Exercise prompt:
Quote the whole listing word for word. Do not include the pictures.

────

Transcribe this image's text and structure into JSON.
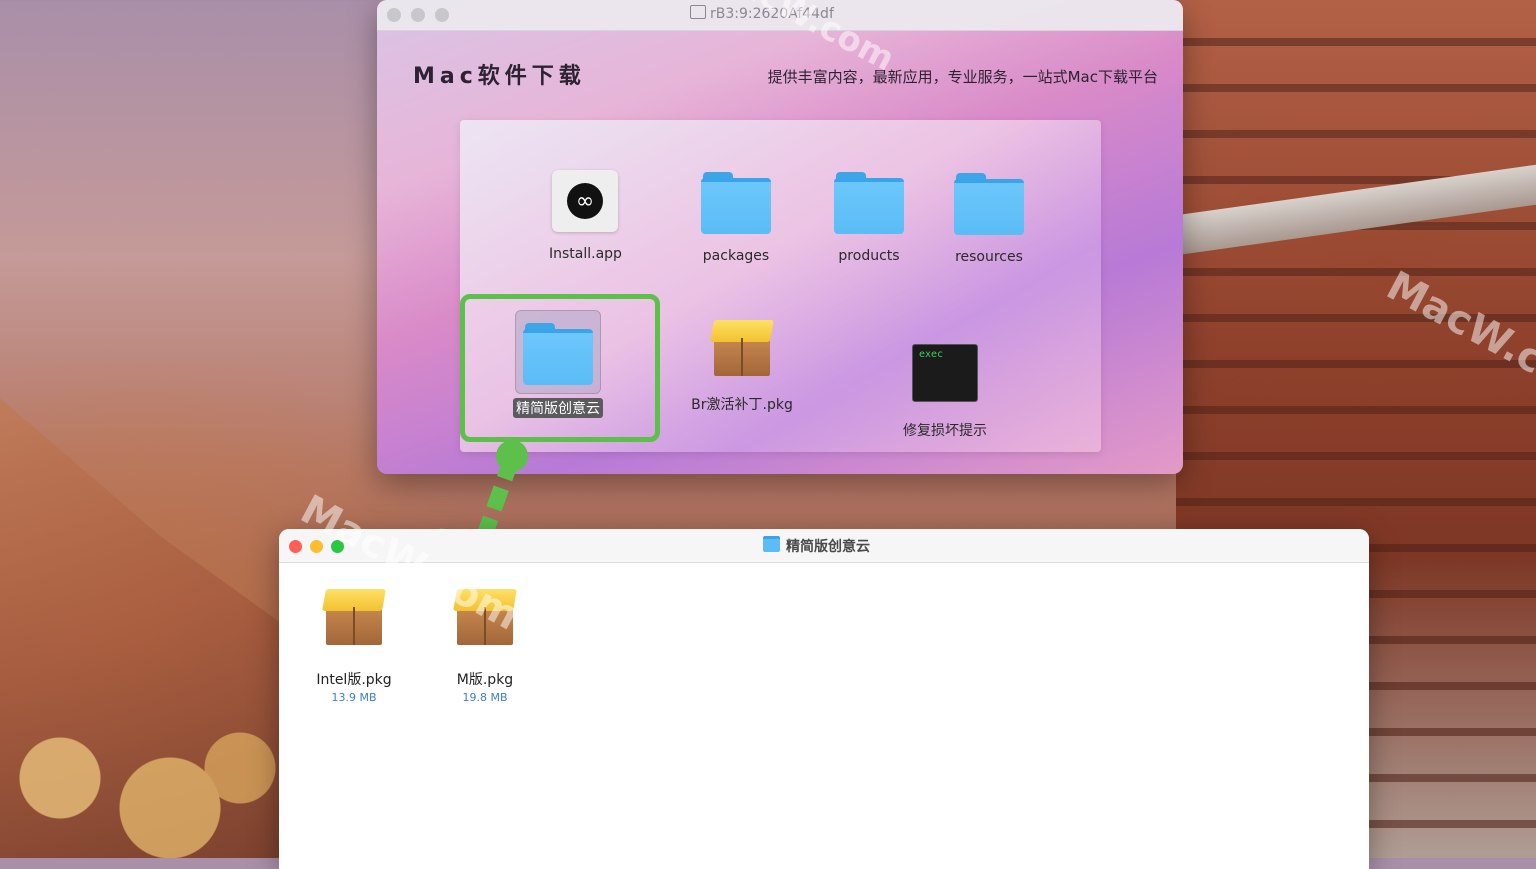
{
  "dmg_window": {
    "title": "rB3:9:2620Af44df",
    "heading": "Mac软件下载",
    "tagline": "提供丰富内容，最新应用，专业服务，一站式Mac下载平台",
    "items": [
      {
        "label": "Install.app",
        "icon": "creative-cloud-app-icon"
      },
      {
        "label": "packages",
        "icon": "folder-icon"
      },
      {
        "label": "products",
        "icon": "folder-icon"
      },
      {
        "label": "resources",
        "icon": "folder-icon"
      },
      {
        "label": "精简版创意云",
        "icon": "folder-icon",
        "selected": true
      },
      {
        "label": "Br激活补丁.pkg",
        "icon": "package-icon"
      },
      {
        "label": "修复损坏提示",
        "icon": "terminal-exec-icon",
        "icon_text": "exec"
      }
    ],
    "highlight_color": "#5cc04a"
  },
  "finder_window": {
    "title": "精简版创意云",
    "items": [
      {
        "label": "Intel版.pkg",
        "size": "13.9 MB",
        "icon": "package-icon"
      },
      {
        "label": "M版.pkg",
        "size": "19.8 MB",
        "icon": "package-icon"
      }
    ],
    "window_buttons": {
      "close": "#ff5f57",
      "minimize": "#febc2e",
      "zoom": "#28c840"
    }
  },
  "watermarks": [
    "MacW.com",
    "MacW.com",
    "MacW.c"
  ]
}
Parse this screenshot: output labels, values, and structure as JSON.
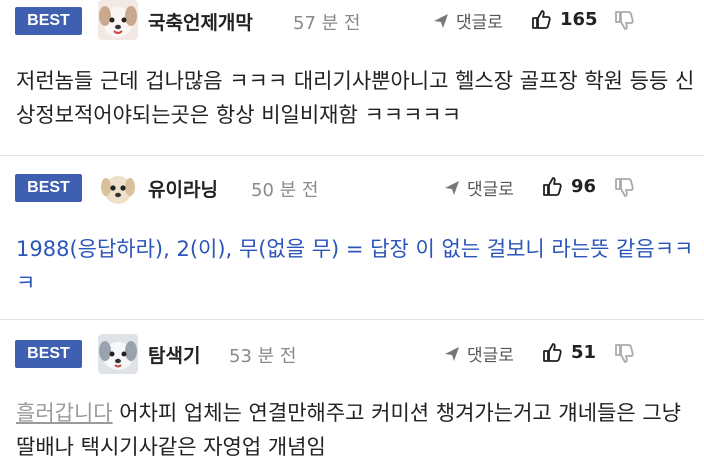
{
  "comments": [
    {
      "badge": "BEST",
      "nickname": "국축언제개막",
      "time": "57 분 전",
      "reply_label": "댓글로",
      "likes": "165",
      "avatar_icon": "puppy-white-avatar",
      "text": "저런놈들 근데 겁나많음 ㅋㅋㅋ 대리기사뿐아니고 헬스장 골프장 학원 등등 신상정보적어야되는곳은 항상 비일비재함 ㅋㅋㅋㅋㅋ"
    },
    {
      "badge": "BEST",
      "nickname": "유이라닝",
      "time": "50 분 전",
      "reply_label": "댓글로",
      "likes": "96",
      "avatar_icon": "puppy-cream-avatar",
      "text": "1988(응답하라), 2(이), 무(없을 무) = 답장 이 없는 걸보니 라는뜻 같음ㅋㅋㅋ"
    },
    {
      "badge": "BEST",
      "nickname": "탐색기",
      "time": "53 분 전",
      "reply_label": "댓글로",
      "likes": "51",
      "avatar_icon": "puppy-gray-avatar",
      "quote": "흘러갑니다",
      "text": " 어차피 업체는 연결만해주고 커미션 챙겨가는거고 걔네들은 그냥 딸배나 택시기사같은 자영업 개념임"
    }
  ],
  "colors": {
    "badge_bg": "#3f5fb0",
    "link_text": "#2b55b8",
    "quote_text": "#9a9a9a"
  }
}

────

Reply:
Transcribe this image's text and structure into JSON.
{
  "dmg_window": {
    "title": "rB3:9:2620Af44df",
    "heading": "Mac软件下载",
    "tagline": "提供丰富内容，最新应用，专业服务，一站式Mac下载平台",
    "items": [
      {
        "label": "Install.app",
        "icon": "creative-cloud-app-icon"
      },
      {
        "label": "packages",
        "icon": "folder-icon"
      },
      {
        "label": "products",
        "icon": "folder-icon"
      },
      {
        "label": "resources",
        "icon": "folder-icon"
      },
      {
        "label": "精简版创意云",
        "icon": "folder-icon",
        "selected": true
      },
      {
        "label": "Br激活补丁.pkg",
        "icon": "package-icon"
      },
      {
        "label": "修复损坏提示",
        "icon": "terminal-exec-icon",
        "icon_text": "exec"
      }
    ],
    "highlight_color": "#5cc04a"
  },
  "finder_window": {
    "title": "精简版创意云",
    "items": [
      {
        "label": "Intel版.pkg",
        "size": "13.9 MB",
        "icon": "package-icon"
      },
      {
        "label": "M版.pkg",
        "size": "19.8 MB",
        "icon": "package-icon"
      }
    ],
    "window_buttons": {
      "close": "#ff5f57",
      "minimize": "#febc2e",
      "zoom": "#28c840"
    }
  },
  "watermarks": [
    "MacW.com",
    "MacW.com",
    "MacW.c"
  ]
}
Parse this screenshot: output labels, values, and structure as JSON.
{
  "comments": [
    {
      "badge": "BEST",
      "nickname": "국축언제개막",
      "time": "57 분 전",
      "reply_label": "댓글로",
      "likes": "165",
      "avatar_icon": "puppy-white-avatar",
      "text": "저런놈들 근데 겁나많음 ㅋㅋㅋ 대리기사뿐아니고 헬스장 골프장 학원 등등 신상정보적어야되는곳은 항상 비일비재함 ㅋㅋㅋㅋㅋ"
    },
    {
      "badge": "BEST",
      "nickname": "유이라닝",
      "time": "50 분 전",
      "reply_label": "댓글로",
      "likes": "96",
      "avatar_icon": "puppy-cream-avatar",
      "text": "1988(응답하라), 2(이), 무(없을 무) = 답장 이 없는 걸보니 라는뜻 같음ㅋㅋㅋ"
    },
    {
      "badge": "BEST",
      "nickname": "탐색기",
      "time": "53 분 전",
      "reply_label": "댓글로",
      "likes": "51",
      "avatar_icon": "puppy-gray-avatar",
      "quote": "흘러갑니다",
      "text": " 어차피 업체는 연결만해주고 커미션 챙겨가는거고 걔네들은 그냥 딸배나 택시기사같은 자영업 개념임"
    }
  ],
  "colors": {
    "badge_bg": "#3f5fb0",
    "link_text": "#2b55b8",
    "quote_text": "#9a9a9a"
  }
}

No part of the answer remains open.